*TASK TO COMPLETE*
Single out the lines that include the word "this". Copy them.

[Stored data]
──────

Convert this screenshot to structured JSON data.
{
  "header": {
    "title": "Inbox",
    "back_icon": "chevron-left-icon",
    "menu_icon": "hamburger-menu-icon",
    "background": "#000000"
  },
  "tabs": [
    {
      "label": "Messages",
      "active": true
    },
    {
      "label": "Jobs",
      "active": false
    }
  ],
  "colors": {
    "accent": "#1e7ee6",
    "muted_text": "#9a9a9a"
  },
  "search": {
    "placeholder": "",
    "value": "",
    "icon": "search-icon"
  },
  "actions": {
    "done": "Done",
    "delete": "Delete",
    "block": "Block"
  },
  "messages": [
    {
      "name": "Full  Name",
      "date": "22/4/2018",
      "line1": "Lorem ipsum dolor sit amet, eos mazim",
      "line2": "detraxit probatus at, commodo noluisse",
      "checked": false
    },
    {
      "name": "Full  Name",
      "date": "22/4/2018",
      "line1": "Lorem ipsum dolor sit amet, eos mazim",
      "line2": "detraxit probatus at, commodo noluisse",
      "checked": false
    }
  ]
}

──────

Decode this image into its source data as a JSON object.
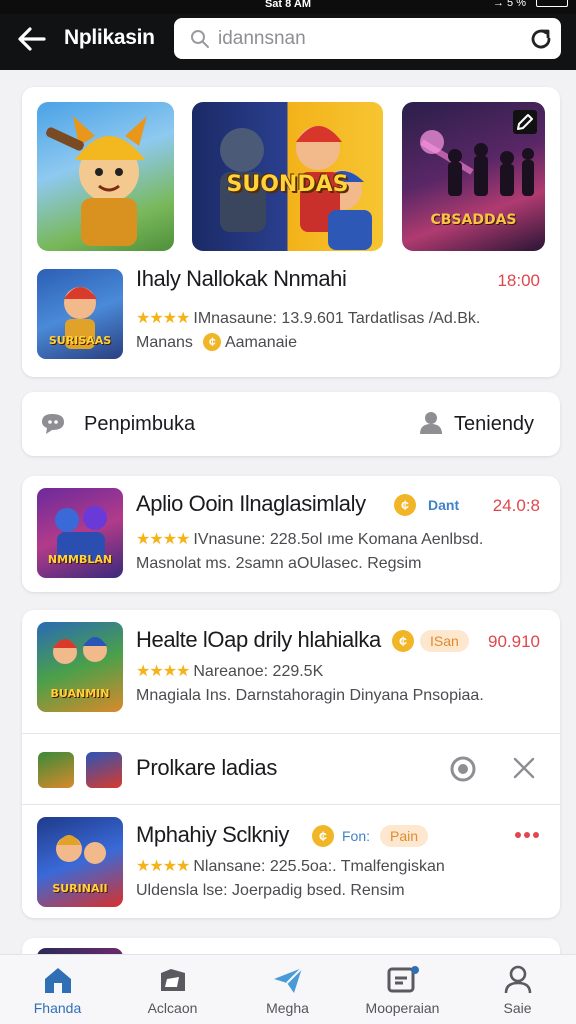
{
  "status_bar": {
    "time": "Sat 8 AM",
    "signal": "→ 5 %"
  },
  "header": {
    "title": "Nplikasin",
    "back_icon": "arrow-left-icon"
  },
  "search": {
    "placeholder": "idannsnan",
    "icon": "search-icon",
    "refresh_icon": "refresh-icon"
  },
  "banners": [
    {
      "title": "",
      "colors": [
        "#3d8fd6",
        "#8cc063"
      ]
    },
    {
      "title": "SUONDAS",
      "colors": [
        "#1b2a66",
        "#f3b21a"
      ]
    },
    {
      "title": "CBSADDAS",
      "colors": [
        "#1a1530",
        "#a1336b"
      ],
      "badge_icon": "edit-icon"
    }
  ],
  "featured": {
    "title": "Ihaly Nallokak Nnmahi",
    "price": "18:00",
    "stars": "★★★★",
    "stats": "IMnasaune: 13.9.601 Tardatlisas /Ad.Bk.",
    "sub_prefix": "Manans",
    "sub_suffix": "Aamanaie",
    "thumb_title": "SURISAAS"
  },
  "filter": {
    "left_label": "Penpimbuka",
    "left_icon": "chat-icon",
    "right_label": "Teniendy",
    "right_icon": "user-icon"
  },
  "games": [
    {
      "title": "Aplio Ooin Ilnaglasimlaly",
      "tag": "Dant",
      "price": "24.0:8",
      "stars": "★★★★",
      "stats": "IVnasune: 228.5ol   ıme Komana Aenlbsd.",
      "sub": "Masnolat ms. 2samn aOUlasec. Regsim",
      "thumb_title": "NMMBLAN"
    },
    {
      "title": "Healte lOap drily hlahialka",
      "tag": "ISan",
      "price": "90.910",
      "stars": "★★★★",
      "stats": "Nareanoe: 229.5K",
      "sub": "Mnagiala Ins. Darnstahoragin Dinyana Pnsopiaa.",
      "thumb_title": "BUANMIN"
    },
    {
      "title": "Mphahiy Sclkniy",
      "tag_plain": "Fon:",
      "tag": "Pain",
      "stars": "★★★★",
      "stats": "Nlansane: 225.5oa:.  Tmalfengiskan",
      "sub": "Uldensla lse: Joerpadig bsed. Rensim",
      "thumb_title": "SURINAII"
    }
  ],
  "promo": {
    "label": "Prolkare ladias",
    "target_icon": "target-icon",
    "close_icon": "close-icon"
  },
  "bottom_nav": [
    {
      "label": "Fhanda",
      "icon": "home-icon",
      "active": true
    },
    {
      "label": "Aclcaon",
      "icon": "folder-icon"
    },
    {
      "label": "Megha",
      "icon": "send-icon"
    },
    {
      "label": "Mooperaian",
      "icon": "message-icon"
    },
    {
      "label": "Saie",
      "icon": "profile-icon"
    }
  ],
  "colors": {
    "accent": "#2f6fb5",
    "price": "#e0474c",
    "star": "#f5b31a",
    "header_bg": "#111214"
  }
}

──────

*FULL ANSWER*
Convert this screenshot to structured JSON data.
Decode this image into its source data as a JSON object.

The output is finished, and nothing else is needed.